YOUR GOAL
Reproduce verbatim only the lines from the one containing "OCR this image." through the last line below, both included.

MATERIAL PROVIDED

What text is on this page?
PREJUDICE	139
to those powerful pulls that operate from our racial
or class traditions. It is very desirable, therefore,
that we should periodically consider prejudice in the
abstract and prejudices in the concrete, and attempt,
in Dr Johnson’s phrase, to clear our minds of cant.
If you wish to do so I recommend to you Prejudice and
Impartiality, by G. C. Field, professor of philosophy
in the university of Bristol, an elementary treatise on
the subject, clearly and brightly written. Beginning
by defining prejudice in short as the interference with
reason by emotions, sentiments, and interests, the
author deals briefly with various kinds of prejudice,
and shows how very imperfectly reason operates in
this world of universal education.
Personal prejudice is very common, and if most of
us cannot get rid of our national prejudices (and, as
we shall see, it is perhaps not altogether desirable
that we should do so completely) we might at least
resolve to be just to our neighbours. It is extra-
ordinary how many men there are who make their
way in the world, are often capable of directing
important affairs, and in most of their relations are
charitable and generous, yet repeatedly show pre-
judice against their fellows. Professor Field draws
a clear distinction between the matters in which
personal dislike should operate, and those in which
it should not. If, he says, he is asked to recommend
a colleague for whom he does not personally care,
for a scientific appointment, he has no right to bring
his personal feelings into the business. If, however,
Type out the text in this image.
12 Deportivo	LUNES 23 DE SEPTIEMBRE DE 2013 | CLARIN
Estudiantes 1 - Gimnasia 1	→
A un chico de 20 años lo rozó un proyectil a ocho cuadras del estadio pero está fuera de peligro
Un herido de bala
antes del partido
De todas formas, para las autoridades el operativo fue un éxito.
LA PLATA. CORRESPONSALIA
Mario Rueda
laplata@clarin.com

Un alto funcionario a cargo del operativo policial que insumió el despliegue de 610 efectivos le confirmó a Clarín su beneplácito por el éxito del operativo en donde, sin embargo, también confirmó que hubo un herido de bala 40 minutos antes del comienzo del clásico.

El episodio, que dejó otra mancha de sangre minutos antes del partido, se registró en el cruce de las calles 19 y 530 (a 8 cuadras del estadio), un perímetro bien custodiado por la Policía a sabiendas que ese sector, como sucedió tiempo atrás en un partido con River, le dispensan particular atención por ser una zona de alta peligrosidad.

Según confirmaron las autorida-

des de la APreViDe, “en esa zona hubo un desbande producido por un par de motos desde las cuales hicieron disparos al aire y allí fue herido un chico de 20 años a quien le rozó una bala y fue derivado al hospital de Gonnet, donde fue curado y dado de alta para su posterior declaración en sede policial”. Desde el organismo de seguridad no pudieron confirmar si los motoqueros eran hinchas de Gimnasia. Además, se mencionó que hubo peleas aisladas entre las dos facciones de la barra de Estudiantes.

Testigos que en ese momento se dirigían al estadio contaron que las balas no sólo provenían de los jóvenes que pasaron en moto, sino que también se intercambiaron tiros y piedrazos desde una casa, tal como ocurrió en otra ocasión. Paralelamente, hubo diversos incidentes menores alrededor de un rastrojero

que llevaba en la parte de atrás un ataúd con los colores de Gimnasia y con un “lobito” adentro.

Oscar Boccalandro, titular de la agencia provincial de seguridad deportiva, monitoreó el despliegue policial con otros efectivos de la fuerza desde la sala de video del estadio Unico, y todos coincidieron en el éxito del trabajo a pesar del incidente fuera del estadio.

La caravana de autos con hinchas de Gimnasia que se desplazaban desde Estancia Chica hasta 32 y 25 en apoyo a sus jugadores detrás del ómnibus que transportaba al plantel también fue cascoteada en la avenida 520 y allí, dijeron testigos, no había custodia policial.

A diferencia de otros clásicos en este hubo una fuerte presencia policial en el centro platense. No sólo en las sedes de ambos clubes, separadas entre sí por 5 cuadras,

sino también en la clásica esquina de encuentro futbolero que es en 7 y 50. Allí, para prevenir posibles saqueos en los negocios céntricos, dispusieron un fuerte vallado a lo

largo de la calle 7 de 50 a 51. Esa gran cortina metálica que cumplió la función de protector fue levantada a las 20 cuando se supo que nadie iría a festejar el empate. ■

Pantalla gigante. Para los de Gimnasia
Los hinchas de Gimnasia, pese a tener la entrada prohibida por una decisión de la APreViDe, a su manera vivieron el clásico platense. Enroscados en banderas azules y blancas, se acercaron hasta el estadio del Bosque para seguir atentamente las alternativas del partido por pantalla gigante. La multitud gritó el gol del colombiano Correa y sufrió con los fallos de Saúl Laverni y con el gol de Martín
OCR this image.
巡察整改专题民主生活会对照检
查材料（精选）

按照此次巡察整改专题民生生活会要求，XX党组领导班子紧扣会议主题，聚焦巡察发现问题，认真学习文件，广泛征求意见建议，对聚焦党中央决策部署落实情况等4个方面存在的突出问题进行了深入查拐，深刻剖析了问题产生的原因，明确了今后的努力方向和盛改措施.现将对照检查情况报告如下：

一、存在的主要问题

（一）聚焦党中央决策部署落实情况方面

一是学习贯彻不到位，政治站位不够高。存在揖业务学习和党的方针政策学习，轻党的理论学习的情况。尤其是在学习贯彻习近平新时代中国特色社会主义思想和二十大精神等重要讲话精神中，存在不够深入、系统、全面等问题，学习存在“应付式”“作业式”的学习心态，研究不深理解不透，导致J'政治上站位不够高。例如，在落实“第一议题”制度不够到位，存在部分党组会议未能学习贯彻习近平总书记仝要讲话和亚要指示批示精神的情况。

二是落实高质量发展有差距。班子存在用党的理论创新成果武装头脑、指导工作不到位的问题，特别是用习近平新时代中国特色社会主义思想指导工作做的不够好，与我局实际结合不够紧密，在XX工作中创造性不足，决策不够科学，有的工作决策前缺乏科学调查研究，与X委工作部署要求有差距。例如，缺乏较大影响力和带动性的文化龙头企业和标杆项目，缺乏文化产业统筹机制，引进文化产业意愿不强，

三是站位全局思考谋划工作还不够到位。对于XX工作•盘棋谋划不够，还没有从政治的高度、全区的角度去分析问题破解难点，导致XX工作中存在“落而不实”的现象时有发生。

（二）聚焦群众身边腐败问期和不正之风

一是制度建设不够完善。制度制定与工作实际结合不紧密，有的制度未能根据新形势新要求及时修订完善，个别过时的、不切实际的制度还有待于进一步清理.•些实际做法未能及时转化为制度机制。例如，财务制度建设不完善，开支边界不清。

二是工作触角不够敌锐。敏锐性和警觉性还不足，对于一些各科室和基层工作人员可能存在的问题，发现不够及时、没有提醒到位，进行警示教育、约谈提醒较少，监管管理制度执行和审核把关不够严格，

FULL RESPONSE
OCR this image.
巡察整改专题民主生活会对照检
查材料（精选）

按照此次巡察整改专题民生生活会要求，XX党组领导班子紧扣会议主题，聚焦巡察发现问题，认真学习文件，广泛征求意见建议，对聚焦党中央决策部署落实情况等4个方面存在的突出问题进行了深入查拐，深刻剖析了问题产生的原因，明确了今后的努力方向和盛改措施.现将对照检查情况报告如下：

一、存在的主要问题

（一）聚焦党中央决策部署落实情况方面

一是学习贯彻不到位，政治站位不够高。存在揖业务学习和党的方针政策学习，轻党的理论学习的情况。尤其是在学习贯彻习近平新时代中国特色社会主义思想和二十大精神等重要讲话精神中，存在不够深入、系统、全面等问题，学习存在“应付式”“作业式”的学习心态，研究不深理解不透，导致J'政治上站位不够高。例如，在落实“第一议题”制度不够到位，存在部分党组会议未能学习贯彻习近平总书记仝要讲话和亚要指示批示精神的情况。

二是落实高质量发展有差距。班子存在用党的理论创新成果武装头脑、指导工作不到位的问题，特别是用习近平新时代中国特色社会主义思想指导工作做的不够好，与我局实际结合不够紧密，在XX工作中创造性不足，决策不够科学，有的工作决策前缺乏科学调查研究，与X委工作部署要求有差距。例如，缺乏较大影响力和带动性的文化龙头企业和标杆项目，缺乏文化产业统筹机制，引进文化产业意愿不强，

三是站位全局思考谋划工作还不够到位。对于XX工作•盘棋谋划不够，还没有从政治的高度、全区的角度去分析问题破解难点，导致XX工作中存在“落而不实”的现象时有发生。

（二）聚焦群众身边腐败问期和不正之风

一是制度建设不够完善。制度制定与工作实际结合不紧密，有的制度未能根据新形势新要求及时修订完善，个别过时的、不切实际的制度还有待于进一步清理.•些实际做法未能及时转化为制度机制。例如，财务制度建设不完善，开支边界不清。

二是工作触角不够敌锐。敏锐性和警觉性还不足，对于一些各科室和基层工作人员可能存在的问题，发现不够及时、没有提醒到位，进行警示教育、约谈提醒较少，监管管理制度执行和审核把关不够严格，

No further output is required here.